(WHAT TO WORK ON):
Give every line of the listing as a JSON list of strings, one string per line, skipping blank lines and leaving the pictures out.

(Boxed element entries)
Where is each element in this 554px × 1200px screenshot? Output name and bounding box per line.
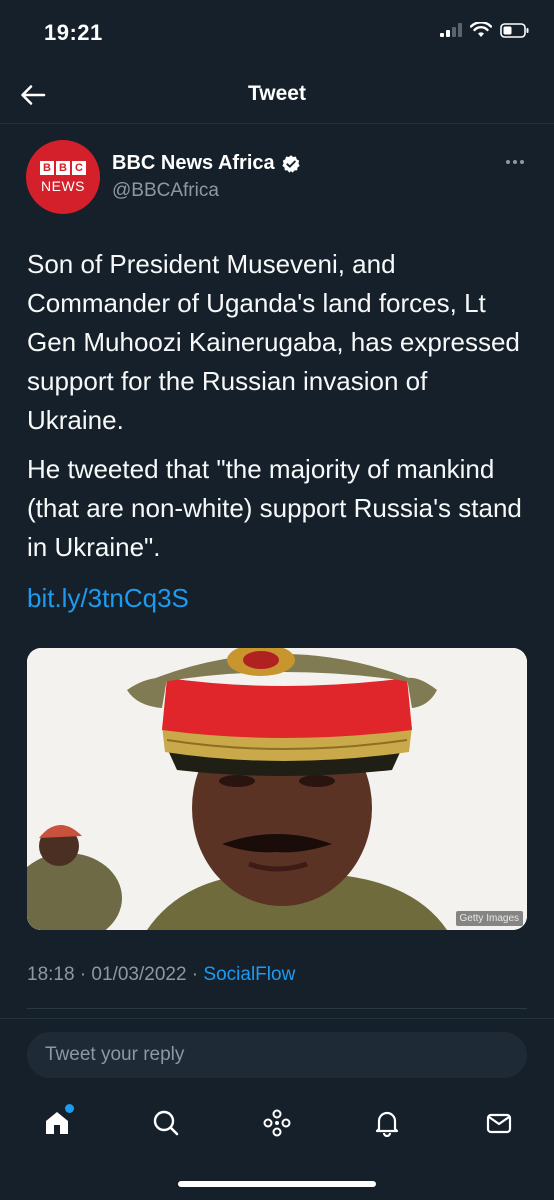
notification-dot (65, 1104, 74, 1113)
nav-search[interactable] (149, 1106, 183, 1140)
bbc-logo: B B C (40, 160, 86, 175)
nav-notifications[interactable] (370, 1106, 404, 1140)
more-options-button[interactable] (500, 152, 530, 172)
media-photo (27, 648, 527, 930)
nav-messages[interactable] (482, 1106, 516, 1140)
bottom-navigation (0, 1090, 554, 1160)
tweet-meta: 18:18 · 01/03/2022 · SocialFlow (27, 964, 295, 986)
author-handle: @BBCAfrica (112, 180, 219, 201)
top-header: Tweet (0, 64, 554, 124)
avatar[interactable]: B B C NEWS (26, 140, 100, 214)
tweet-paragraph: He tweeted that "the majority of mankind… (27, 454, 522, 562)
verified-badge-icon (281, 154, 300, 173)
avatar-news-text: NEWS (41, 177, 85, 194)
tweet-link[interactable]: bit.ly/3tnCq3S (27, 579, 189, 618)
tweet-source-link[interactable]: SocialFlow (203, 964, 295, 985)
reply-input[interactable]: Tweet your reply (27, 1032, 527, 1078)
tweet-paragraph: Son of President Museveni, and Commander… (27, 249, 520, 435)
author-name[interactable]: BBC News Africa (112, 152, 301, 175)
page-title: Tweet (248, 82, 306, 105)
cellular-signal-icon (440, 23, 462, 37)
search-icon (153, 1110, 179, 1136)
status-icons (440, 22, 530, 38)
home-icon (46, 1112, 68, 1134)
notifications-icon (375, 1111, 399, 1137)
image-credit: Getty Images (455, 911, 523, 926)
home-indicator (178, 1181, 376, 1187)
author-name-text: BBC News Africa (112, 152, 275, 174)
nav-spaces[interactable] (260, 1106, 294, 1140)
wifi-icon (470, 22, 492, 37)
messages-icon (486, 1113, 512, 1134)
divider (0, 1018, 554, 1019)
nav-home[interactable] (40, 1104, 74, 1140)
status-bar: 19:21 (0, 0, 554, 64)
spaces-icon (263, 1109, 291, 1137)
tweet-timestamp: 18:18 · 01/03/2022 · (27, 964, 204, 985)
more-dots-icon (506, 160, 524, 164)
status-time: 19:21 (44, 20, 103, 45)
battery-icon (500, 22, 529, 38)
divider (27, 1008, 527, 1009)
tweet-text: Son of President Museveni, and Commander… (27, 245, 527, 618)
tweet-author: B B C NEWS BBC News Africa @BBCAfrica (26, 140, 530, 216)
tweet-media-image[interactable]: Getty Images (27, 648, 527, 930)
reply-placeholder: Tweet your reply (45, 1044, 185, 1065)
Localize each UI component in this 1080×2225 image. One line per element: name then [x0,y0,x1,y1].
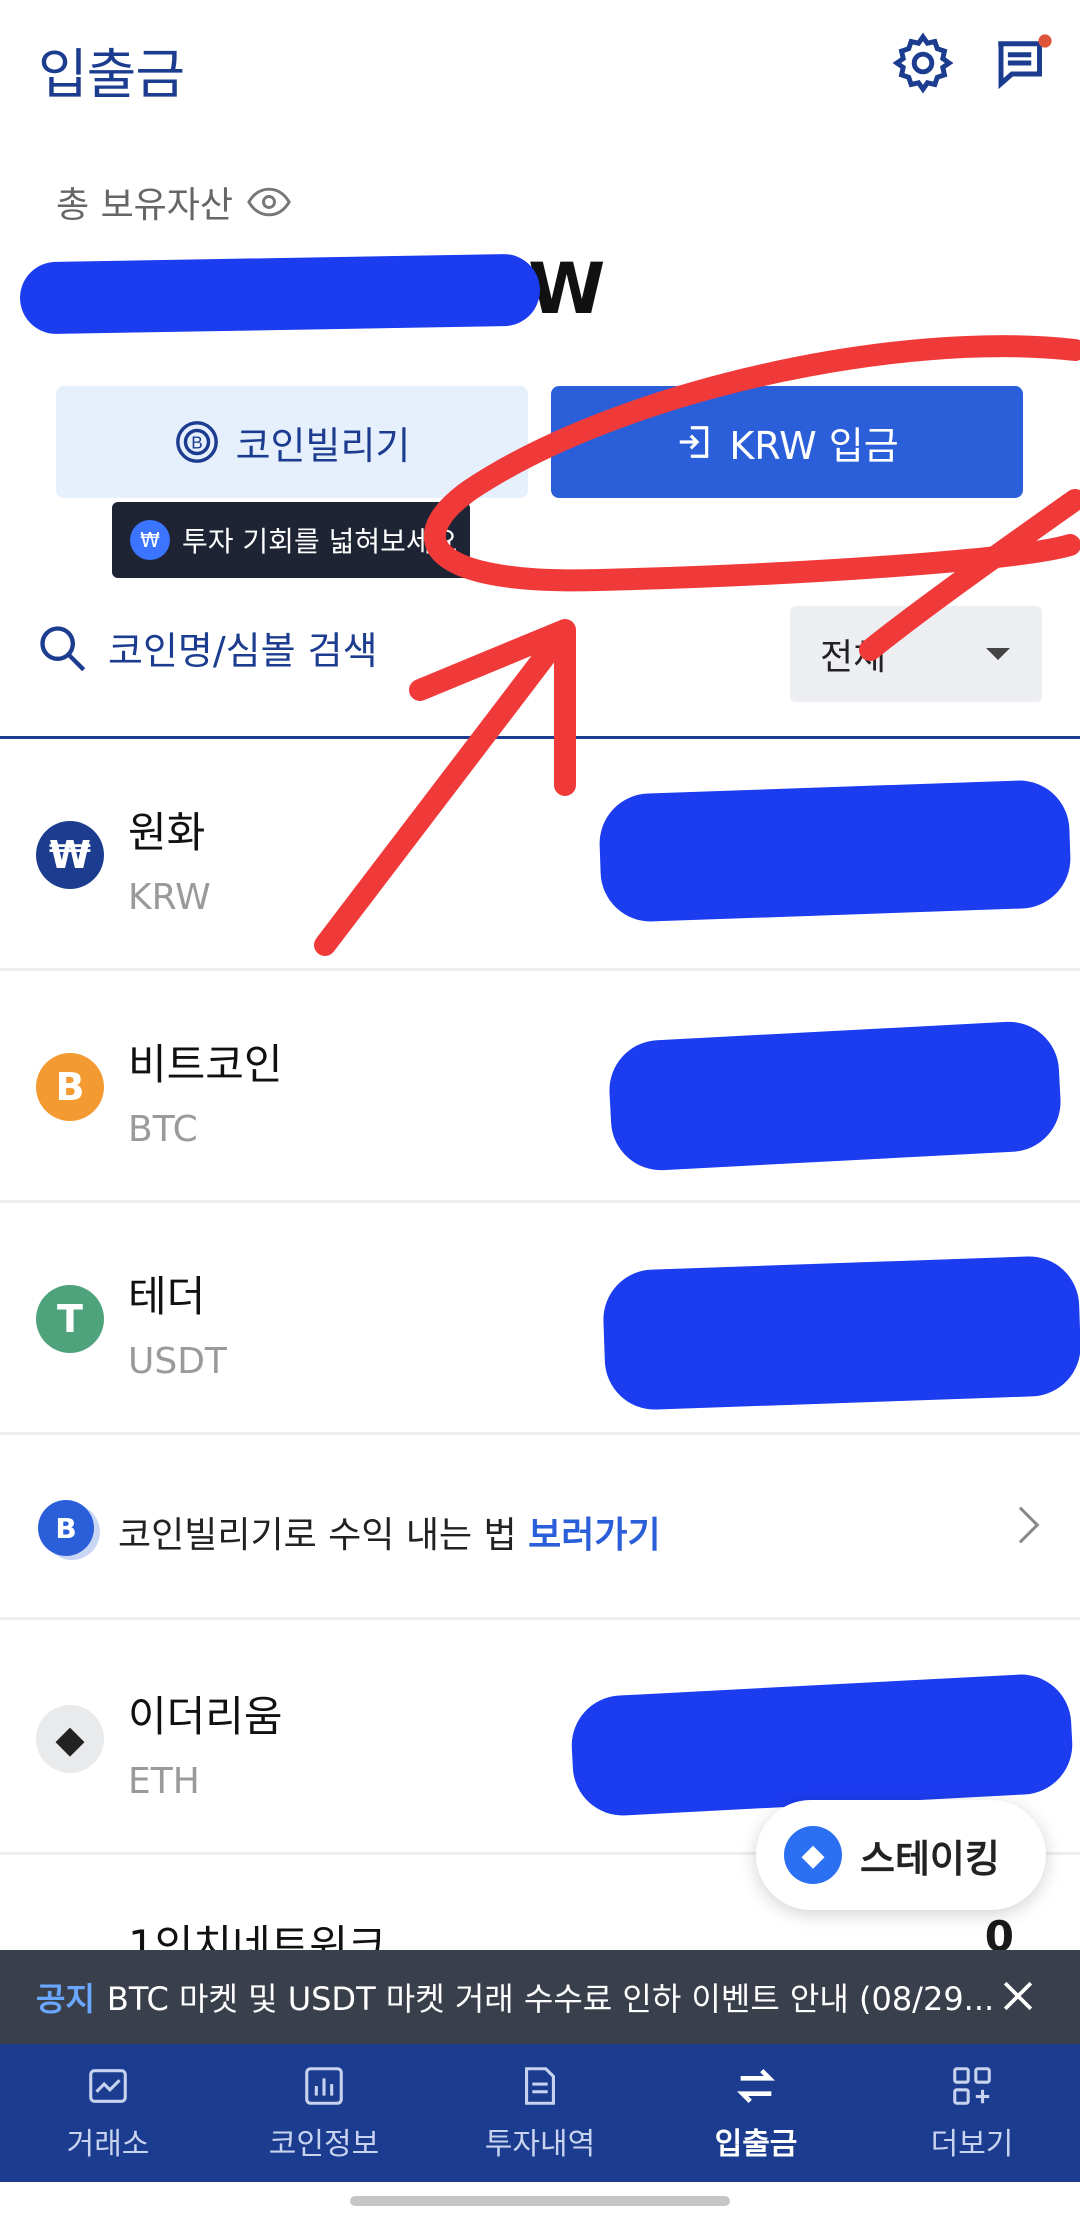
coin-row-usdt[interactable]: T 테더 USDT [0,1203,1080,1435]
ethereum-icon: ◆ [36,1705,104,1773]
redaction-mark [19,253,541,335]
deposit-icon [680,426,709,458]
staking-button[interactable]: ◆ 스테이킹 [756,1800,1046,1910]
tooltip-text: 투자 기회를 넓혀보세요 [182,525,458,558]
coin-search[interactable]: 코인명/심볼 검색 [36,620,378,675]
caret-down-icon [986,648,1010,660]
notice-board-icon[interactable] [990,30,1056,96]
piggy-icon: ₩ [130,520,170,560]
won-icon: ₩ [36,821,104,889]
coin-name: 1인치네트워크 [128,1921,387,1950]
lending-promo-banner[interactable]: B 코인빌리기로 수익 내는 법 보러가기 [0,1440,1080,1620]
tab-investments[interactable]: 투자내역 [432,2044,648,2182]
tab-label: 입출금 [714,2127,798,2162]
eye-icon[interactable] [247,187,291,217]
coin-name: 비트코인 [128,1040,283,1089]
page-title: 입출금 [38,43,185,106]
notice-bar[interactable]: 공지 BTC 마켓 및 USDT 마켓 거래 수수료 인하 이벤트 안내 (08… [0,1950,1080,2044]
coin-symbol: ETH [128,1761,200,1802]
search-icon [40,625,86,671]
lending-tooltip: ₩ 투자 기회를 넓혀보세요 [112,502,470,578]
bottom-tab-bar: 거래소 코인정보 투자내역 입출금 더보기 [0,2044,1080,2182]
staking-label: 스테이킹 [860,1836,1000,1881]
total-assets-text: 총 보유자산 [56,185,234,226]
coin-row-krw[interactable]: ₩ 원화 KRW [0,739,1080,971]
coin-symbol: KRW [128,877,211,918]
total-assets-label: 총 보유자산 [56,176,291,228]
document-icon [525,2067,555,2105]
krw-deposit-button[interactable]: KRW 입금 [551,386,1023,498]
coin-lending-button[interactable]: B 코인빌리기 [56,386,528,498]
market-filter-select[interactable]: 전체 [790,606,1042,702]
chart-icon [89,2069,127,2103]
notice-tag: 공지 [36,1980,95,2018]
redaction-mark [606,1019,1064,1173]
search-placeholder: 코인명/심볼 검색 [108,629,378,673]
app-header: 입출금 [0,0,1080,130]
coin-icon: B [175,421,218,463]
tab-label: 거래소 [66,2127,150,2162]
notice-text: BTC 마켓 및 USDT 마켓 거래 수수료 인하 이벤트 안내 (08/29… [106,1980,995,2018]
filter-value: 전체 [820,637,887,678]
tab-label: 투자내역 [484,2127,596,2162]
tab-exchange[interactable]: 거래소 [0,2044,216,2182]
coin-symbol: USDT [128,1341,227,1382]
transfer-icon [737,2069,775,2103]
grid-plus-icon [953,2067,991,2105]
coin-row-btc[interactable]: B 비트코인 BTC [0,971,1080,1203]
tab-label: 코인정보 [268,2127,380,2162]
promo-link[interactable]: 보러가기 [528,1515,660,1556]
redaction-mark [601,1254,1080,1412]
tether-icon: T [36,1285,104,1353]
ethereum-staking-icon: ◆ [784,1826,842,1884]
tab-coin-info[interactable]: 코인정보 [216,2044,432,2182]
home-indicator[interactable] [350,2196,730,2206]
bar-chart-icon [305,2067,343,2105]
krw-deposit-label: KRW 입금 [729,423,899,468]
coin-lending-label: 코인빌리기 [235,423,411,468]
promo-text: 코인빌리기로 수익 내는 법 보러가기 [118,1515,661,1556]
redaction-mark [569,1671,1075,1819]
chevron-right-icon [1002,1506,1040,1544]
coin-name: 테더 [128,1272,206,1321]
coin-name: 원화 [128,808,206,857]
gear-icon[interactable] [890,30,956,96]
bitcoin-icon: B [36,1053,104,1121]
coin-amount: 0 [984,1912,1014,1950]
coin-symbol: BTC [128,1109,198,1150]
bitcoin-coin-icon: B [38,1500,94,1556]
tab-deposit-withdraw[interactable]: 입출금 [648,2044,864,2182]
tab-label: 더보기 [930,2127,1014,2162]
svg-text:B: B [191,433,203,453]
tab-more[interactable]: 더보기 [864,2044,1080,2182]
coin-name: 이더리움 [128,1692,283,1741]
close-icon[interactable] [996,1974,1040,2018]
redaction-mark [597,778,1073,924]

(TASK SOLUTION):
[
  "Where is each element in this 554px × 1200px screenshot? Output name and bounding box per line.",
  "notification-dot (65, 1104, 74, 1113)",
  "nav-search[interactable] (149, 1106, 183, 1140)",
  "bbc-logo: B B C (40, 160, 86, 175)",
  "nav-notifications[interactable] (370, 1106, 404, 1140)",
  "more-options-button[interactable] (500, 152, 530, 172)",
  "media-photo (27, 648, 527, 930)",
  "nav-messages[interactable] (482, 1106, 516, 1140)",
  "bottom-navigation (0, 1090, 554, 1160)",
  "tweet-meta: 18:18 · 01/03/2022 · SocialFlow (27, 964, 295, 986)",
  "author-handle: @BBCAfrica (112, 180, 219, 201)",
  "top-header: Tweet (0, 64, 554, 124)",
  "avatar[interactable]: B B C NEWS (26, 140, 100, 214)",
  "tweet-paragraph: He tweeted that \"the majority of mankind… (27, 454, 522, 562)",
  "verified-badge-icon (281, 154, 300, 173)",
  "avatar-news-text: NEWS (41, 177, 85, 194)",
  "tweet-link[interactable]: bit.ly/3tnCq3S (27, 579, 189, 618)",
  "tweet-source-link[interactable]: SocialFlow (203, 964, 295, 985)",
  "reply-input[interactable]: Tweet your reply (27, 1032, 527, 1078)",
  "tweet-paragraph: Son of President Museveni, and Commander… (27, 249, 520, 435)",
  "author-name[interactable]: BBC News Africa (112, 152, 301, 175)",
  "page-title: Tweet (248, 82, 306, 105)",
  "cellular-signal-icon (440, 23, 462, 37)",
  "search-icon (153, 1110, 179, 1136)",
  "status-icons (440, 22, 530, 38)",
  "home-icon (46, 1112, 68, 1134)",
  "notifications-icon (375, 1111, 399, 1137)",
  "image-credit: Getty Images (455, 911, 523, 926)",
  "home-indicator (178, 1181, 376, 1187)",
  "author-name-text: BBC News Africa (112, 152, 275, 174)",
  "nav-spaces[interactable] (260, 1106, 294, 1140)",
  "wifi-icon (470, 22, 492, 37)",
  "messages-icon (486, 1113, 512, 1134)",
  "divider (0, 1018, 554, 1019)",
  "nav-home[interactable] (40, 1104, 74, 1140)",
  "status-bar: 19:21 (0, 0, 554, 64)",
  "spaces-icon (263, 1109, 291, 1137)",
  "tweet-timestamp: 18:18 · 01/03/2022 · (27, 964, 204, 985)",
  "more-dots-icon (506, 160, 524, 164)",
  "status-time: 19:21 (44, 20, 103, 45)",
  "battery-icon (500, 22, 529, 38)",
  "divider (27, 1008, 527, 1009)",
  "tweet-text: Son of President Museveni, and Commander… (27, 245, 527, 618)",
  "tweet-author: B B C NEWS BBC News Africa @BBCAfrica (26, 140, 530, 216)",
  "tweet-media-image[interactable]: Getty Images (27, 648, 527, 930)",
  "reply-placeholder: Tweet your reply (45, 1044, 185, 1065)",
  "Localize each UI component in this 1080×2225 image. One line per element: name then [x0,y0,x1,y1].",
  "coin-row-usdt[interactable]: T 테더 USDT [0,1203,1080,1435]",
  "ethereum-icon: ◆ [36,1705,104,1773]",
  "redaction-mark [19,253,541,335]",
  "deposit-icon [680,426,709,458]",
  "staking-button[interactable]: ◆ 스테이킹 [756,1800,1046,1910]",
  "tooltip-text: 투자 기회를 넓혀보세요 [182,525,458,558]",
  "coin-search[interactable]: 코인명/심볼 검색 [36,620,378,675]",
  "caret-down-icon [986,648,1010,660]",
  "notice-board-icon[interactable] [990,30,1056,96]",
  "piggy-icon: ₩ [130,520,170,560]",
  "won-icon: ₩ [36,821,104,889]",
  "coin-name: 1인치네트워크 [128,1921,387,1950]",
  "lending-promo-banner[interactable]: B 코인빌리기로 수익 내는 법 보러가기 [0,1440,1080,1620]",
  "tab-investments[interactable]: 투자내역 [432,2044,648,2182]",
  "tab-label: 입출금 [714,2127,798,2162]",
  "eye-icon[interactable] [247,187,291,217]",
  "coin-name: 비트코인 [128,1040,283,1089]",
  "page-title: 입출금 [38,43,185,106]",
  "notice-bar[interactable]: 공지 BTC 마켓 및 USDT 마켓 거래 수수료 인하 이벤트 안내 (08… [0,1950,1080,2044]",
  "coin-symbol: ETH [128,1761,200,1802]",
  "search-icon [40,625,86,671]",
  "lending-tooltip: ₩ 투자 기회를 넓혀보세요 [112,502,470,578]",
  "bottom-tab-bar: 거래소 코인정보 투자내역 입출금 더보기 [0,2044,1080,2182]",
  "staking-label: 스테이킹 [860,1836,1000,1881]",
  "total-assets-text: 총 보유자산 [56,185,234,226]",
  "coin-row-krw[interactable]: ₩ 원화 KRW [0,739,1080,971]",
  "coin-symbol: KRW [128,877,211,918]",
  "total-assets-label: 총 보유자산 [56,176,291,228]",
  "document-icon [525,2067,555,2105]",
  "krw-deposit-button[interactable]: KRW 입금 [551,386,1023,498]",
  "coin-lending-button[interactable]: B 코인빌리기 [56,386,528,498]",
  "market-filter-select[interactable]: 전체 [790,606,1042,702]",
  "chart-icon [89,2069,127,2103]",
  "notice-tag: 공지 [36,1980,95,2018]",
  "redaction-mark [606,1019,1064,1173]",
  "search-placeholder: 코인명/심볼 검색 [108,629,378,673]",
  "app-header: 입출금 [0,0,1080,130]",
  "coin-icon: B [175,421,218,463]",
  "tab-label: 거래소 [66,2127,150,2162]",
  "notice-text: BTC 마켓 및 USDT 마켓 거래 수수료 인하 이벤트 안내 (08/29… [106,1980,995,2018]",
  "filter-value: 전체 [820,637,887,678]",
  "tab-label: 투자내역 [484,2127,596,2162]",
  "tab-exchange[interactable]: 거래소 [0,2044,216,2182]",
  "coin-symbol: USDT [128,1341,227,1382]",
  "transfer-icon [737,2069,775,2103]",
  "grid-plus-icon [953,2067,991,2105]",
  "coin-row-btc[interactable]: B 비트코인 BTC [0,971,1080,1203]",
  "tab-label: 코인정보 [268,2127,380,2162]",
  "promo-link[interactable]: 보러가기 [528,1515,660,1556]",
  "redaction-mark [601,1254,1080,1412]",
  "tether-icon: T [36,1285,104,1353]",
  "ethereum-staking-icon: ◆ [784,1826,842,1884]",
  "tab-coin-info[interactable]: 코인정보 [216,2044,432,2182]",
  "home-indicator[interactable] [350,2196,730,2206]",
  "bar-chart-icon [305,2067,343,2105]",
  "krw-deposit-label: KRW 입금 [729,423,899,468]",
  "coin-lending-label: 코인빌리기 [235,423,411,468]",
  "promo-text: 코인빌리기로 수익 내는 법 보러가기 [118,1515,661,1556]",
  "redaction-mark [569,1671,1075,1819]",
  "chevron-right-icon [1002,1506,1040,1544]",
  "coin-name: 테더 [128,1272,206,1321]",
  "coin-name: 원화 [128,808,206,857]",
  "gear-icon[interactable] [890,30,956,96]",
  "bitcoin-icon: B [36,1053,104,1121]",
  "coin-amount: 0 [984,1912,1014,1950]",
  "coin-symbol: BTC [128,1109,198,1150]",
  "bitcoin-coin-icon: B [38,1500,94,1556]",
  "tab-deposit-withdraw[interactable]: 입출금 [648,2044,864,2182]",
  "tab-label: 더보기 [930,2127,1014,2162]",
  "svg-text:B: B [191,433,203,453]",
  "tab-more[interactable]: 더보기 [864,2044,1080,2182]",
  "coin-name: 이더리움 [128,1692,283,1741]",
  "close-icon[interactable] [996,1974,1040,2018]",
  "redaction-mark [597,778,1073,924]"
]